» **SET PROBLEM**
Format every line of the rows below as a JSON list of strings, one string per line, skipping blank lines and leaving out the pictures.
************
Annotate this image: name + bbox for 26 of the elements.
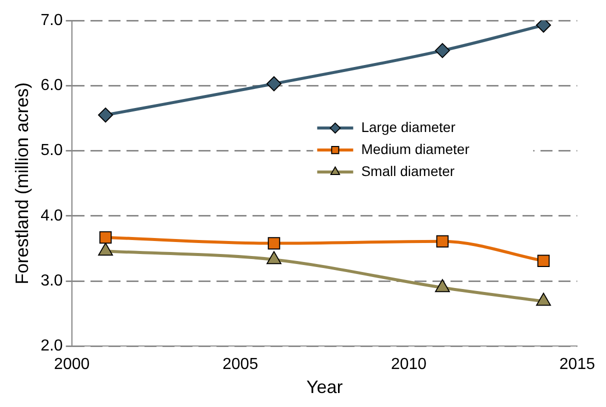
point	[266, 251, 282, 264]
point	[266, 76, 282, 92]
y-tick-label: 6.0	[40, 77, 63, 94]
x-tick-label: 2000	[54, 356, 90, 374]
x-tick-label: 2005	[222, 356, 258, 374]
y-tick-label: 7.0	[40, 12, 63, 30]
x-tick-label: 2015	[559, 356, 596, 374]
point	[268, 237, 280, 250]
y-tick-label: 5.0	[40, 142, 63, 160]
point	[99, 231, 112, 244]
point	[434, 43, 450, 58]
y-tick-label: 3.0	[40, 272, 63, 290]
point	[98, 108, 114, 123]
legend-label: Medium diameter	[361, 140, 470, 157]
x-axis-title: Year	[306, 377, 343, 398]
x-tick-label: 2010	[390, 356, 427, 374]
y-axis-title: Forestland (million acres)	[12, 82, 32, 284]
point	[98, 242, 113, 256]
point	[536, 292, 551, 306]
legend-label: Small diameter	[361, 162, 455, 179]
y-tick-label: 4.0	[40, 207, 63, 224]
point	[537, 254, 550, 268]
legend-label: Large diameter	[361, 118, 456, 135]
point	[435, 279, 450, 292]
point	[436, 235, 449, 248]
y-tick-label: 2.0	[40, 338, 63, 355]
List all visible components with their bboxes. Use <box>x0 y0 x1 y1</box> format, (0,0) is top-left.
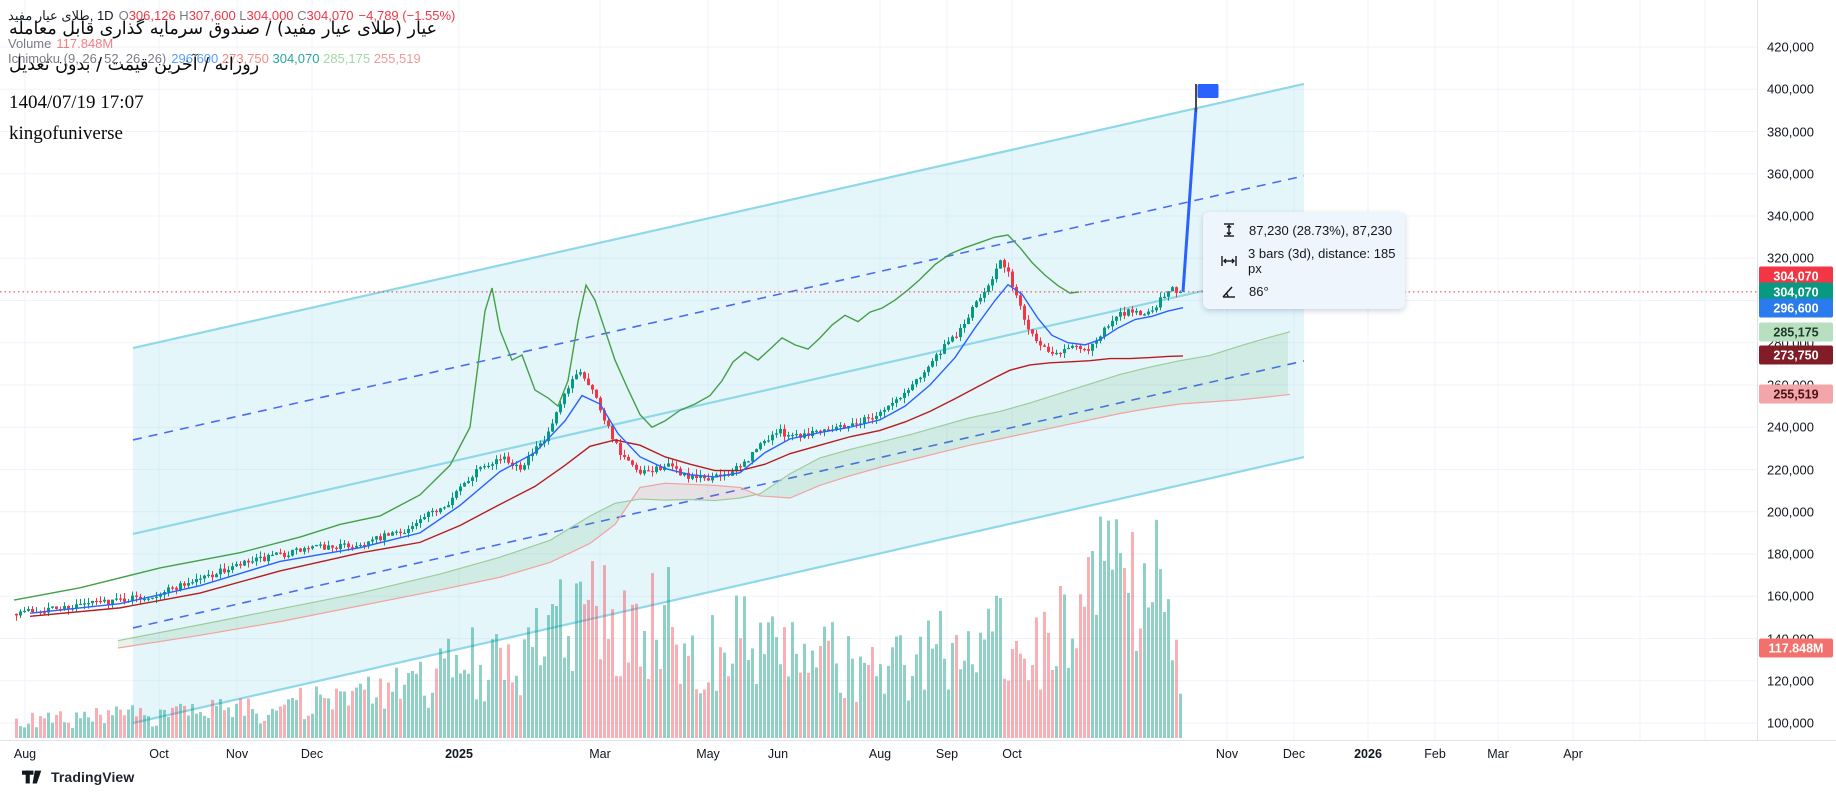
tooltip-text: 86° <box>1249 284 1269 299</box>
tradingview-logo-icon <box>22 770 42 783</box>
price-tick-label: 380,000 <box>1767 124 1814 139</box>
volume-label: Volume <box>8 36 52 51</box>
tooltip-row: 87,230 (28.73%), 87,230 <box>1203 222 1405 238</box>
ichimoku-label: Ichimoku (9, 26, 52, 26, 26) <box>8 51 167 66</box>
ichimoku-values: 296,600 273,750 304,070 285,175 255,519 <box>171 51 420 66</box>
tooltip-row: 3 bars (3d), distance: 185 px <box>1203 246 1405 276</box>
tooltip-text: 3 bars (3d), distance: 185 px <box>1248 246 1396 276</box>
time-tick-label: Mar <box>589 747 611 761</box>
price-axis[interactable]: 420,000 400,000 380,000 360,000 340,000 320,0… <box>1757 0 1836 765</box>
time-tick-label: Dec <box>1282 747 1306 761</box>
tooltip-row: 86° <box>1203 284 1405 299</box>
annotation-subtitle[interactable]: روزانه / آخرین قیمت / بدون تعدیل <box>9 55 260 75</box>
legend-ichimoku-row[interactable]: Ichimoku (9, 26, 52, 26, 26) 296,600 273… <box>8 51 421 66</box>
time-tick-label: 2026 <box>1354 747 1382 761</box>
ohlc-field-value: 307,600 <box>188 8 240 23</box>
measure-bars-icon <box>1219 254 1238 268</box>
time-tick-label: Dec <box>300 747 324 761</box>
time-tick-label: Apr <box>1563 747 1583 761</box>
ohlc-field-key: H <box>179 8 189 23</box>
price-label-badge: 296,600 <box>1759 298 1833 318</box>
trend-ray-drawing[interactable] <box>1181 84 1219 293</box>
ichimoku-value: 273,750 <box>221 51 273 66</box>
time-tick-label: Mar <box>1487 747 1509 761</box>
price-tick-label: 400,000 <box>1767 81 1814 97</box>
ichimoku-value: 285,175 <box>323 51 374 66</box>
tradingview-logo-text: TradingView <box>51 769 135 785</box>
price-change: −4,789 (−1.55%) <box>358 8 456 23</box>
time-tick-label: Feb <box>1424 747 1446 761</box>
time-tick-label: 2025 <box>445 747 473 761</box>
price-label-badge: 285,175 <box>1759 322 1833 342</box>
price-tick-label: 320,000 <box>1767 250 1814 266</box>
time-tick-label: Nov <box>225 747 249 761</box>
time-tick-label: Oct <box>1002 747 1022 761</box>
ohlc-field-value: 304,070 <box>306 8 354 23</box>
annotation-watermark[interactable]: kingofuniverse <box>9 123 123 144</box>
price-tick-label: 200,000 <box>1767 504 1814 520</box>
ichimoku-value: 255,519 <box>373 51 421 66</box>
measurement-tooltip: 87,230 (28.73%), 87,230 3 bars (3d), dist… <box>1203 212 1405 309</box>
price-label-badge: 255,519 <box>1759 384 1833 404</box>
time-tick-label: May <box>696 747 720 761</box>
ohlc-field-value: 304,000 <box>246 8 298 23</box>
time-tick-label: Aug <box>13 747 37 761</box>
time-tick-label: Sep <box>935 747 959 761</box>
volume-value: 117.848M <box>56 36 114 51</box>
ohlc-field-key: O <box>118 8 129 23</box>
price-tick-label: 180,000 <box>1767 546 1814 562</box>
angle-icon <box>1219 285 1239 299</box>
price-tick-label: 120,000 <box>1767 673 1814 689</box>
time-tick-label: Oct <box>149 747 169 761</box>
tooltip-text: 87,230 (28.73%), 87,230 <box>1249 222 1393 238</box>
price-label-badge: 304,070 <box>1759 266 1833 286</box>
price-tick-label: 240,000 <box>1767 419 1814 435</box>
ichimoku-value: 296,600 <box>171 51 222 66</box>
price-tick-label: 420,000 <box>1767 39 1814 55</box>
price-label-badge: 117.848M <box>1759 638 1833 658</box>
time-tick-label: Nov <box>1215 747 1239 761</box>
price-label-badge: 304,070 <box>1759 282 1833 302</box>
ohlc-field-key: L <box>239 8 247 23</box>
price-tick-label: 100,000 <box>1767 715 1814 731</box>
symbol-title: طلای عیار مفید, 1D <box>8 8 114 23</box>
annotation-title[interactable]: عیار (طلای عیار مفید) / صندوق سرمایه گذا… <box>9 19 438 39</box>
ohlc-field-key: C <box>297 8 307 23</box>
price-tick-label: 220,000 <box>1767 462 1814 477</box>
time-axis[interactable]: Aug Oct Nov Dec 2025 Mar May Jun Aug Sep Oct Nov Dec… <box>0 740 1836 767</box>
flag-marker-icon <box>1197 84 1219 98</box>
ohlc-field-value: 306,126 <box>128 8 180 23</box>
legend-volume-row[interactable]: Volume 117.848M <box>8 36 113 51</box>
price-tick-label: 340,000 <box>1767 208 1814 224</box>
annotation-timestamp[interactable]: 1404/07/19 17:07 <box>9 92 144 113</box>
ichimoku-value: 304,070 <box>272 51 324 66</box>
price-tick-label: 160,000 <box>1767 588 1814 604</box>
tradingview-logo[interactable]: TradingView <box>22 769 134 785</box>
ohlc-values: O306,126 H307,600 L304,000 C304,070 <box>119 8 354 23</box>
time-tick-label: Aug <box>868 747 892 761</box>
price-label-badge: 273,750 <box>1759 345 1833 365</box>
price-tick-label: 360,000 <box>1767 166 1814 182</box>
time-tick-label: Jun <box>767 747 789 761</box>
legend-symbol-row[interactable]: طلای عیار مفید, 1D O306,126 H307,600 L30… <box>8 8 455 24</box>
measure-vertical-icon <box>1219 222 1239 238</box>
************
» **CORRECT RESPONSE**
[
  "Annotate this image: name + bbox for 26 of the elements.",
  "point\t[266, 251, 282, 264]",
  "point\t[266, 76, 282, 92]",
  "y-tick-label: 6.0\t[40, 77, 63, 94]",
  "x-tick-label: 2000\t[54, 356, 90, 374]",
  "x-tick-label: 2005\t[222, 356, 258, 374]",
  "y-tick-label: 7.0\t[40, 12, 63, 30]",
  "x-tick-label: 2015\t[559, 356, 596, 374]",
  "point\t[268, 237, 280, 250]",
  "y-tick-label: 5.0\t[40, 142, 63, 160]",
  "point\t[99, 231, 112, 244]",
  "point\t[434, 43, 450, 58]",
  "y-tick-label: 3.0\t[40, 272, 63, 290]",
  "point\t[98, 108, 114, 123]",
  "legend-label: Medium diameter\t[361, 140, 470, 157]",
  "x-axis-title: Year\t[306, 377, 343, 398]",
  "x-tick-label: 2010\t[390, 356, 427, 374]",
  "y-axis-title: Forestland (million acres)\t[12, 82, 32, 284]",
  "point\t[98, 242, 113, 256]",
  "point\t[536, 292, 551, 306]",
  "legend-label: Small diameter\t[361, 162, 455, 179]",
  "y-tick-label: 4.0\t[40, 207, 63, 224]",
  "point\t[537, 254, 550, 268]",
  "legend-label: Large diameter\t[361, 118, 456, 135]",
  "point\t[435, 279, 450, 292]",
  "point\t[436, 235, 449, 248]",
  "y-tick-label: 2.0\t[40, 338, 63, 355]",
  "List all visible components with their bboxes. Use <box>x0 y0 x1 y1</box> format, (0,0) is top-left.",
  "tooltip-text: 86° <box>1249 284 1269 299</box>",
  "tradingview-logo-icon <box>22 770 42 783</box>",
  "price-tick-label: 380,000 <box>1767 124 1814 139</box>",
  "volume-label: Volume <box>8 36 52 51</box>",
  "tooltip-row: 87,230 (28.73%), 87,230 <box>1203 222 1405 238</box>",
  "ichimoku-label: Ichimoku (9, 26, 52, 26, 26) <box>8 51 167 66</box>",
  "ichimoku-values: 296,600 273,750 304,070 285,175 255,519 <box>171 51 420 66</box>",
  "tooltip-row: 3 bars (3d), distance: 185 px <box>1203 246 1405 276</box>",
  "tooltip-text: 3 bars (3d), distance: 185 px <box>1248 246 1396 276</box>",
  "time-tick-label: Mar <box>589 747 611 761</box>",
  "price-axis[interactable]: 420,000 400,000 380,000 360,000 340,000 320,0… <box>1757 0 1836 765</box>",
  "time-tick-label: Dec <box>1282 747 1306 761</box>",
  "tooltip-row: 86° <box>1203 284 1405 299</box>",
  "annotation-subtitle[interactable]: روزانه / آخرین قیمت / بدون تعدیل <box>9 55 260 75</box>",
  "legend-ichimoku-row[interactable]: Ichimoku (9, 26, 52, 26, 26) 296,600 273… <box>8 51 421 66</box>",
  "time-tick-label: 2026 <box>1354 747 1382 761</box>",
  "ohlc-field-value: 307,600 <box>188 8 240 23</box>",
  "measure-bars-icon <box>1219 254 1238 268</box>",
  "time-tick-label: Dec <box>300 747 324 761</box>",
  "time-tick-label: Apr <box>1563 747 1583 761</box>",
  "ohlc-field-key: H <box>179 8 189 23</box>",
  "price-label-badge: 296,600 <box>1759 298 1833 318</box>",
  "trend-ray-drawing[interactable] <box>1181 84 1219 293</box>",
  "ichimoku-value: 273,750 <box>221 51 273 66</box>",
  "time-tick-label: Mar <box>1487 747 1509 761</box>",
  "price-tick-label: 400,000 <box>1767 81 1814 97</box>",
  "ichimoku-value: 285,175 <box>323 51 374 66</box>",
  "tradingview-logo-text: TradingView <box>51 769 135 785</box>",
  "price-change: −4,789 (−1.55%) <box>358 8 456 23</box>",
  "time-tick-label: Feb <box>1424 747 1446 761</box>",
  "time-tick-label: 2025 <box>445 747 473 761</box>",
  "price-label-badge: 285,175 <box>1759 322 1833 342</box>",
  "price-tick-label: 320,000 <box>1767 250 1814 266</box>",
  "time-tick-label: Nov <box>225 747 249 761</box>",
  "time-tick-label: Oct <box>1002 747 1022 761</box>",
  "ohlc-field-value: 304,070 <box>306 8 354 23</box>",
  "annotation-watermark[interactable]: kingofuniverse <box>9 123 123 144</box>",
  "price-tick-label: 200,000 <box>1767 504 1814 520</box>",
  "ichimoku-value: 255,519 <box>373 51 421 66</box>",
  "measurement-tooltip: 87,230 (28.73%), 87,230 3 bars (3d), dist… <box>1203 212 1405 309</box>",
  "price-label-badge: 255,519 <box>1759 384 1833 404</box>",
  "time-tick-label: May <box>696 747 720 761</box>",
  "ohlc-field-value: 304,000 <box>246 8 298 23</box>",
  "time-tick-label: Aug <box>13 747 37 761</box>",
  "time-tick-label: Sep <box>935 747 959 761</box>",
  "volume-value: 117.848M <box>56 36 114 51</box>",
  "ohlc-field-key: O <box>118 8 129 23</box>",
  "price-tick-label: 180,000 <box>1767 546 1814 562</box>",
  "angle-icon <box>1219 285 1239 299</box>",
  "price-tick-label: 120,000 <box>1767 673 1814 689</box>",
  "time-tick-label: Oct <box>149 747 169 761</box>",
  "tooltip-text: 87,230 (28.73%), 87,230 <box>1249 222 1393 238</box>",
  "price-label-badge: 304,070 <box>1759 266 1833 286</box>",
  "price-tick-label: 240,000 <box>1767 419 1814 435</box>",
  "ichimoku-value: 296,600 <box>171 51 222 66</box>",
  "price-tick-label: 420,000 <box>1767 39 1814 55</box>",
  "price-label-badge: 117.848M <box>1759 638 1833 658</box>",
  "time-tick-label: Nov <box>1215 747 1239 761</box>",
  "price-label-badge: 304,070 <box>1759 282 1833 302</box>",
  "ohlc-field-key: L <box>239 8 247 23</box>",
  "price-tick-label: 100,000 <box>1767 715 1814 731</box>",
  "symbol-title: طلای عیار مفید, 1D <box>8 8 114 23</box>",
  "annotation-title[interactable]: عیار (طلای عیار مفید) / صندوق سرمایه گذا… <box>9 19 438 39</box>",
  "ohlc-field-key: C <box>297 8 307 23</box>",
  "price-tick-label: 220,000 <box>1767 462 1814 477</box>",
  "time-axis[interactable]: Aug Oct Nov Dec 2025 Mar May Jun Aug Sep Oct Nov Dec… <box>0 740 1836 767</box>",
  "flag-marker-icon <box>1197 84 1219 98</box>",
  "ohlc-field-value: 306,126 <box>128 8 180 23</box>",
  "legend-volume-row[interactable]: Volume 117.848M <box>8 36 113 51</box>",
  "price-tick-label: 340,000 <box>1767 208 1814 224</box>",
  "annotation-timestamp[interactable]: 1404/07/19 17:07 <box>9 92 144 113</box>",
  "ichimoku-value: 304,070 <box>272 51 324 66</box>",
  "price-tick-label: 160,000 <box>1767 588 1814 604</box>",
  "tradingview-logo[interactable]: TradingView <box>22 769 134 785</box>",
  "ohlc-values: O306,126 H307,600 L304,000 C304,070 <box>119 8 354 23</box>",
  "time-tick-label: Aug <box>868 747 892 761</box>",
  "price-label-badge: 273,750 <box>1759 345 1833 365</box>",
  "price-tick-label: 360,000 <box>1767 166 1814 182</box>",
  "time-tick-label: Jun <box>767 747 789 761</box>",
  "legend-symbol-row[interactable]: طلای عیار مفید, 1D O306,126 H307,600 L30… <box>8 8 455 24</box>",
  "measure-vertical-icon <box>1219 222 1239 238</box>"
]